[TASK INSTRUCTIONS]
Could you copy the records below word for word, character for character, every line included?

[MATERIAL SHOWN]
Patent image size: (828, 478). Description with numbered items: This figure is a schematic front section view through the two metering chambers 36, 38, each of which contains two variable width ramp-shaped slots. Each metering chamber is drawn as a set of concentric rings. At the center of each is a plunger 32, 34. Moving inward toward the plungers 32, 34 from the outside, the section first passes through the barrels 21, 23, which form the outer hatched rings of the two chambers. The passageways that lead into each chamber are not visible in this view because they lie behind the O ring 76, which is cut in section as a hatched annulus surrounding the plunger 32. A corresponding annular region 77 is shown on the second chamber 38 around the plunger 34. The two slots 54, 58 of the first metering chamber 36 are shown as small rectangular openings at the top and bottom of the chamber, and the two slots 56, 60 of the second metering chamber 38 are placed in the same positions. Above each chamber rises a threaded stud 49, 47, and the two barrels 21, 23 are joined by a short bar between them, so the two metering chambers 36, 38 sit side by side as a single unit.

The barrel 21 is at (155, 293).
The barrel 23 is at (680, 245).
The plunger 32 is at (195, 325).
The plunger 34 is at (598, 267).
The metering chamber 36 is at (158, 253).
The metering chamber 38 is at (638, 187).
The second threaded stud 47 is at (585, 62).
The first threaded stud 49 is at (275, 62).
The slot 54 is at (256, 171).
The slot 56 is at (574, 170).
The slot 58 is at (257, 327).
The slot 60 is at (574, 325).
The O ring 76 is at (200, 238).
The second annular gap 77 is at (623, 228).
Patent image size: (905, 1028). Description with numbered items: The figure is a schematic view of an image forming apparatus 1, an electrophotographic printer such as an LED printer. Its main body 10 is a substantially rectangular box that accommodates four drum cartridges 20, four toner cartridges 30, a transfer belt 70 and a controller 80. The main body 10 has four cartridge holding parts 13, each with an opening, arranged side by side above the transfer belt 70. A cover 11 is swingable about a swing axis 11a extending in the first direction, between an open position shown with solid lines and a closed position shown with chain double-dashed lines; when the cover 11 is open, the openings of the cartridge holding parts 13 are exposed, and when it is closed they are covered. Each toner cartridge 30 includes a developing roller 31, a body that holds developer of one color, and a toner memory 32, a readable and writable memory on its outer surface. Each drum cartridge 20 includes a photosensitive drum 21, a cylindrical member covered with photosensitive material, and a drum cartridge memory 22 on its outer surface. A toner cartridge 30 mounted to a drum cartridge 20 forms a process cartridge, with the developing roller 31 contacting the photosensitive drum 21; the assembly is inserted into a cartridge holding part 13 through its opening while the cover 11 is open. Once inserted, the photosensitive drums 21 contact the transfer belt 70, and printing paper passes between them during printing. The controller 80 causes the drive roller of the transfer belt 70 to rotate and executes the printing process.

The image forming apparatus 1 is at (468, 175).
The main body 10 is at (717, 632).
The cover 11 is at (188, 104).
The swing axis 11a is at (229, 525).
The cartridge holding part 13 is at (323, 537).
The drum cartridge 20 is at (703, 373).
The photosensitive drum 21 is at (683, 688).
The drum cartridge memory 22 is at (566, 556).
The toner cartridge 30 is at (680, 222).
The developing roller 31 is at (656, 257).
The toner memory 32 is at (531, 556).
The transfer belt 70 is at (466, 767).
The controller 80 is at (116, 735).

[FINISHED ANSWER]
Patent image size: (828, 478). Description with numbered items: This figure is a schematic front section view through the two metering chambers 36, 38, each of which contains two variable width ramp-shaped slots. Each metering chamber is drawn as a set of concentric rings. At the center of each is a plunger 32, 34. Moving inward toward the plungers 32, 34 from the outside, the section first passes through the barrels 21, 23, which form the outer hatched rings of the two chambers. The passageways that lead into each chamber are not visible in this view because they lie behind the O ring 76, which is cut in section as a hatched annulus surrounding the plunger 32. A corresponding annular region 77 is shown on the second chamber 38 around the plunger 34. The two slots 54, 58 of the first metering chamber 36 are shown as small rectangular openings at the top and bottom of the chamber, and the two slots 56, 60 of the second metering chamber 38 are placed in the same positions. Above each chamber rises a threaded stud 49, 47, and the two barrels 21, 23 are joined by a short bar between them, so the two metering chambers 36, 38 sit side by side as a single unit.

The barrel 21 is at (155, 293).
The barrel 23 is at (680, 245).
The plunger 32 is at (195, 325).
The plunger 34 is at (598, 267).
The metering chamber 36 is at (158, 253).
The metering chamber 38 is at (638, 187).
The second threaded stud 47 is at (585, 62).
The first threaded stud 49 is at (275, 62).
The slot 54 is at (256, 171).
The slot 56 is at (574, 170).
The slot 58 is at (257, 327).
The slot 60 is at (574, 325).
The O ring 76 is at (200, 238).
The second annular gap 77 is at (623, 228).
Patent image size: (905, 1028). Description with numbered items: The figure is a schematic view of an image forming apparatus 1, an electrophotographic printer such as an LED printer. Its main body 10 is a substantially rectangular box that accommodates four drum cartridges 20, four toner cartridges 30, a transfer belt 70 and a controller 80. The main body 10 has four cartridge holding parts 13, each with an opening, arranged side by side above the transfer belt 70. A cover 11 is swingable about a swing axis 11a extending in the first direction, between an open position shown with solid lines and a closed position shown with chain double-dashed lines; when the cover 11 is open, the openings of the cartridge holding parts 13 are exposed, and when it is closed they are covered. Each toner cartridge 30 includes a developing roller 31, a body that holds developer of one color, and a toner memory 32, a readable and writable memory on its outer surface. Each drum cartridge 20 includes a photosensitive drum 21, a cylindrical member covered with photosensitive material, and a drum cartridge memory 22 on its outer surface. A toner cartridge 30 mounted to a drum cartridge 20 forms a process cartridge, with the developing roller 31 contacting the photosensitive drum 21; the assembly is inserted into a cartridge holding part 13 through its opening while the cover 11 is open. Once inserted, the photosensitive drums 21 contact the transfer belt 70, and printing paper passes between them during printing. The controller 80 causes the drive roller of the transfer belt 70 to rotate and executes the printing process.

The image forming apparatus 1 is at (468, 175).
The main body 10 is at (717, 632).
The cover 11 is at (188, 104).
The swing axis 11a is at (229, 525).
The cartridge holding part 13 is at (323, 537).
The drum cartridge 20 is at (703, 373).
The photosensitive drum 21 is at (683, 688).
The drum cartridge memory 22 is at (566, 556).
The toner cartridge 30 is at (680, 222).
The developing roller 31 is at (656, 257).
The toner memory 32 is at (531, 556).
The transfer belt 70 is at (466, 767).
The controller 80 is at (116, 735).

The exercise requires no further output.